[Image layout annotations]
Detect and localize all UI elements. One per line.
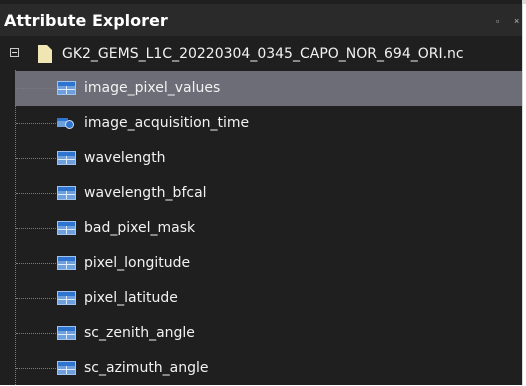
tree-item-sc-azimuth-angle[interactable]: sc_azimuth_angle [0, 351, 522, 386]
tree-connector [16, 333, 56, 334]
tree-connector [16, 368, 56, 369]
tree-item-label: bad_pixel_mask [84, 220, 196, 236]
tree-connector [16, 88, 56, 89]
tree-item-wavelength-bfcal[interactable]: wavelength_bfcal [0, 176, 522, 211]
attribute-tree: image_pixel_values image_acquisition_tim… [0, 71, 522, 386]
tree-item-image-acquisition-time[interactable]: image_acquisition_time [0, 106, 522, 141]
table-icon [57, 81, 76, 95]
tree-item-image-pixel-values[interactable]: image_pixel_values [0, 71, 522, 106]
close-icon[interactable]: × [514, 16, 519, 26]
tree-connector [16, 228, 56, 229]
tree-root-file[interactable]: GK2_GEMS_L1C_20220304_0345_CAPO_NOR_694_… [0, 38, 522, 70]
tree-item-label: sc_azimuth_angle [84, 360, 209, 376]
table-icon [57, 256, 76, 270]
tree-item-wavelength[interactable]: wavelength [0, 141, 522, 176]
table-icon [57, 186, 76, 200]
tree-connector [16, 193, 56, 194]
table-icon [57, 326, 76, 340]
panel-titlebar[interactable]: Attribute Explorer ▫ × [0, 4, 522, 36]
tree-item-sc-zenith-angle[interactable]: sc_zenith_angle [0, 316, 522, 351]
tree-item-pixel-longitude[interactable]: pixel_longitude [0, 246, 522, 281]
attribute-explorer-panel: Attribute Explorer ▫ × GK2_GEMS_L1C_2022… [0, 0, 523, 385]
tree-item-label: sc_zenith_angle [84, 325, 195, 341]
tree-connector [16, 123, 56, 124]
tree-item-label: image_pixel_values [84, 80, 221, 96]
tree-item-label: pixel_latitude [84, 290, 178, 306]
tree-item-bad-pixel-mask[interactable]: bad_pixel_mask [0, 211, 522, 246]
table-icon [57, 151, 76, 165]
tree-item-label: image_acquisition_time [84, 115, 250, 131]
table-icon [57, 361, 76, 375]
table-icon [57, 221, 76, 235]
collapse-toggle-icon[interactable] [10, 48, 19, 57]
tree-item-label: wavelength_bfcal [84, 185, 207, 201]
tree-item-label: pixel_longitude [84, 255, 191, 271]
tree-item-pixel-latitude[interactable]: pixel_latitude [0, 281, 522, 316]
tree-connector [16, 263, 56, 264]
tree-item-label: wavelength [84, 150, 166, 166]
float-window-icon[interactable]: ▫ [496, 16, 499, 26]
table-icon [57, 291, 76, 305]
panel-title: Attribute Explorer [4, 11, 168, 30]
file-icon [38, 45, 52, 63]
tree-connector [16, 158, 56, 159]
tree-connector [16, 298, 56, 299]
time-attribute-icon [57, 116, 76, 130]
tree-root-label: GK2_GEMS_L1C_20220304_0345_CAPO_NOR_694_… [62, 46, 464, 62]
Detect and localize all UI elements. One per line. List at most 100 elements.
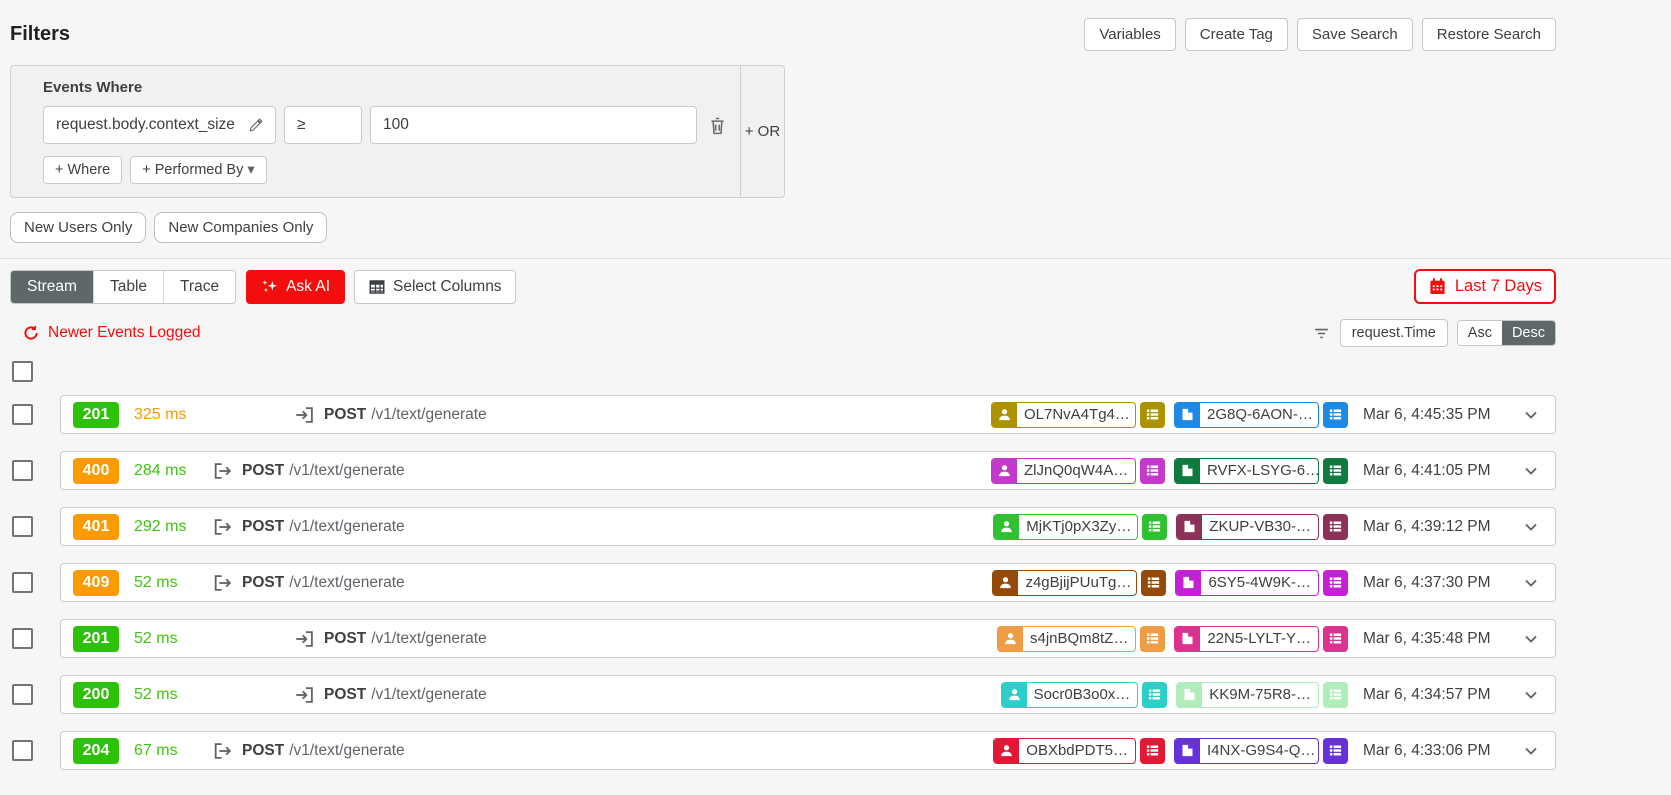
stream-bar: Newer Events Logged request.Time Asc Des… [10, 319, 1556, 347]
company-details-icon[interactable] [1323, 401, 1348, 428]
refresh-icon [22, 324, 40, 342]
user-id: ZlJnQ0qW4A… [1024, 462, 1129, 479]
event-card[interactable]: 409 52 ms POST /v1/text/generate z4gBjij… [60, 563, 1556, 602]
sort-asc-button[interactable]: Asc [1457, 321, 1502, 345]
chevron-down-icon[interactable] [1521, 685, 1541, 705]
user-chip[interactable]: Socr0B3o0x… [1000, 681, 1139, 708]
event-card[interactable]: 204 67 ms POST /v1/text/generate OBXbdPD… [60, 731, 1556, 770]
newer-events-button[interactable]: Newer Events Logged [22, 324, 201, 342]
company-details-icon[interactable] [1323, 681, 1348, 708]
event-card[interactable]: 400 284 ms POST /v1/text/generate ZlJnQ0… [60, 451, 1556, 490]
row-checkbox[interactable] [12, 516, 33, 537]
event-card[interactable]: 201 52 ms POST /v1/text/generate s4jnBQm… [60, 619, 1556, 658]
row-checkbox[interactable] [12, 572, 33, 593]
user-chip[interactable]: MjKTj0pX3Zy… [993, 513, 1139, 540]
add-or-button[interactable]: + OR [741, 66, 784, 197]
sort-desc-button[interactable]: Desc [1501, 321, 1555, 345]
http-method: POST [242, 461, 285, 479]
user-details-icon[interactable] [1141, 569, 1167, 596]
new-users-only-button[interactable]: New Users Only [10, 212, 147, 243]
company-icon [1175, 402, 1200, 427]
company-details-icon[interactable] [1323, 457, 1348, 484]
direction-in-icon [294, 684, 316, 706]
http-method: POST [242, 741, 285, 759]
event-card[interactable]: 201 325 ms POST /v1/text/generate OL7NvA… [60, 395, 1556, 434]
user-details-icon[interactable] [1140, 625, 1166, 652]
company-details-icon[interactable] [1323, 737, 1348, 764]
company-chip[interactable]: 6SY5-4W9K-… [1175, 569, 1319, 596]
user-chip[interactable]: z4gBjijPUuTg… [992, 569, 1138, 596]
filter-operator-select[interactable]: ≥ [284, 106, 362, 144]
variables-button[interactable]: Variables [1084, 18, 1176, 51]
company-details-icon[interactable] [1323, 625, 1348, 652]
user-chip[interactable]: OL7NvA4Tg4… [991, 401, 1136, 428]
user-id: MjKTj0pX3Zy… [1026, 518, 1132, 535]
company-chip[interactable]: 2G8Q-6AON-… [1174, 401, 1319, 428]
row-checkbox[interactable] [12, 684, 33, 705]
timestamp: Mar 6, 4:35:48 PM [1363, 629, 1491, 647]
add-performed-by-button[interactable]: + Performed By ▾ [130, 156, 267, 184]
event-card[interactable]: 401 292 ms POST /v1/text/generate MjKTj0… [60, 507, 1556, 546]
user-details-icon[interactable] [1140, 457, 1165, 484]
chevron-down-icon[interactable] [1521, 461, 1541, 481]
user-details-icon[interactable] [1142, 681, 1168, 708]
new-companies-only-button[interactable]: New Companies Only [154, 212, 328, 243]
company-id: 2G8Q-6AON-… [1207, 406, 1313, 423]
company-chip[interactable]: KK9M-75R8-… [1176, 681, 1319, 708]
user-id: OBXbdPDT5… [1026, 742, 1128, 759]
date-range-label: Last 7 Days [1454, 277, 1542, 295]
event-card[interactable]: 200 52 ms POST /v1/text/generate Socr0B3… [60, 675, 1556, 714]
chevron-down-icon[interactable] [1521, 405, 1541, 425]
save-search-button[interactable]: Save Search [1296, 18, 1413, 51]
sort-icon[interactable] [1312, 324, 1331, 343]
filter-field-value: request.body.context_size [56, 116, 235, 133]
user-details-icon[interactable] [1142, 513, 1168, 540]
timestamp: Mar 6, 4:33:06 PM [1363, 741, 1491, 759]
company-chip[interactable]: 22N5-LYLT-Y… [1174, 625, 1319, 652]
chevron-down-icon[interactable] [1521, 629, 1541, 649]
create-tag-button[interactable]: Create Tag [1184, 18, 1288, 51]
direction-out-icon [212, 516, 234, 538]
ask-ai-button[interactable]: Ask AI [246, 269, 346, 304]
chevron-down-icon[interactable] [1521, 573, 1541, 593]
chevron-down-icon[interactable] [1521, 741, 1541, 761]
chevron-down-icon[interactable] [1521, 517, 1541, 537]
user-chip[interactable]: OBXbdPDT5… [993, 737, 1136, 764]
company-icon [1175, 458, 1200, 483]
user-chip[interactable]: s4jnBQm8tZ… [996, 625, 1137, 652]
user-details-icon[interactable] [1140, 737, 1165, 764]
filter-value-input[interactable]: 100 [370, 106, 697, 144]
company-id: KK9M-75R8-… [1209, 686, 1311, 703]
row-checkbox[interactable] [12, 404, 33, 425]
tab-trace[interactable]: Trace [163, 270, 236, 303]
company-details-icon[interactable] [1323, 513, 1348, 540]
header-actions: Variables Create Tag Save Search Restore… [1084, 18, 1556, 51]
user-details-icon[interactable] [1140, 401, 1165, 428]
select-all-checkbox[interactable] [12, 361, 33, 382]
http-method: POST [324, 685, 367, 703]
edit-icon [248, 117, 263, 133]
select-columns-button[interactable]: Select Columns [354, 269, 516, 304]
company-details-icon[interactable] [1323, 569, 1348, 596]
filter-field-select[interactable]: request.body.context_size [43, 106, 276, 144]
row-checkbox[interactable] [12, 740, 33, 761]
add-where-button[interactable]: + Where [43, 156, 123, 184]
status-badge: 201 [73, 625, 119, 652]
user-chip[interactable]: ZlJnQ0qW4A… [991, 457, 1136, 484]
restore-search-button[interactable]: Restore Search [1421, 18, 1556, 51]
events-where-panel: Events Where request.body.context_size ≥… [10, 65, 785, 198]
status-badge: 200 [73, 681, 119, 708]
row-checkbox[interactable] [12, 628, 33, 649]
tab-stream[interactable]: Stream [11, 270, 93, 303]
company-chip[interactable]: I4NX-G9S4-Q… [1174, 737, 1319, 764]
company-chip[interactable]: ZKUP-VB30-… [1176, 513, 1319, 540]
performed-by-label: + Performed By [142, 162, 244, 178]
row-checkbox[interactable] [12, 460, 33, 481]
company-chip[interactable]: RVFX-LSYG-6… [1174, 457, 1319, 484]
status-badge: 204 [73, 737, 119, 764]
delete-filter-button[interactable] [705, 115, 730, 136]
timestamp: Mar 6, 4:41:05 PM [1363, 461, 1491, 479]
sort-field-button[interactable]: request.Time [1339, 319, 1448, 347]
date-range-button[interactable]: Last 7 Days [1413, 269, 1556, 304]
tab-table[interactable]: Table [92, 270, 164, 303]
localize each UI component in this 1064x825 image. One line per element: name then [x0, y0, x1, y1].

# Stated goal:
Reproduce verbatim the part of the items that opens with the line containing "stream-bar: Newer Events" and closes with the line containing "company-details-icon[interactable] [1323, 457, 1348, 484]", including both of those lines.

# Full answer:
stream-bar: Newer Events Logged request.Time Asc Des… [10, 319, 1556, 347]
company-details-icon[interactable] [1323, 401, 1348, 428]
refresh-icon [22, 324, 40, 342]
user-id: ZlJnQ0qW4A… [1024, 462, 1129, 479]
event-card[interactable]: 409 52 ms POST /v1/text/generate z4gBjij… [60, 563, 1556, 602]
sort-asc-button[interactable]: Asc [1457, 321, 1502, 345]
chevron-down-icon[interactable] [1521, 685, 1541, 705]
user-chip[interactable]: Socr0B3o0x… [1000, 681, 1139, 708]
event-card[interactable]: 204 67 ms POST /v1/text/generate OBXbdPD… [60, 731, 1556, 770]
newer-events-button[interactable]: Newer Events Logged [22, 324, 201, 342]
company-details-icon[interactable] [1323, 681, 1348, 708]
event-card[interactable]: 400 284 ms POST /v1/text/generate ZlJnQ0… [60, 451, 1556, 490]
row-checkbox[interactable] [12, 516, 33, 537]
event-card[interactable]: 201 52 ms POST /v1/text/generate s4jnBQm… [60, 619, 1556, 658]
row-checkbox[interactable] [12, 572, 33, 593]
user-chip[interactable]: MjKTj0pX3Zy… [993, 513, 1139, 540]
add-or-button[interactable]: + OR [741, 66, 784, 197]
sort-desc-button[interactable]: Desc [1501, 321, 1555, 345]
http-method: POST [242, 461, 285, 479]
user-details-icon[interactable] [1141, 569, 1167, 596]
new-users-only-button[interactable]: New Users Only [10, 212, 147, 243]
company-icon [1175, 402, 1200, 427]
company-details-icon[interactable] [1323, 457, 1348, 484]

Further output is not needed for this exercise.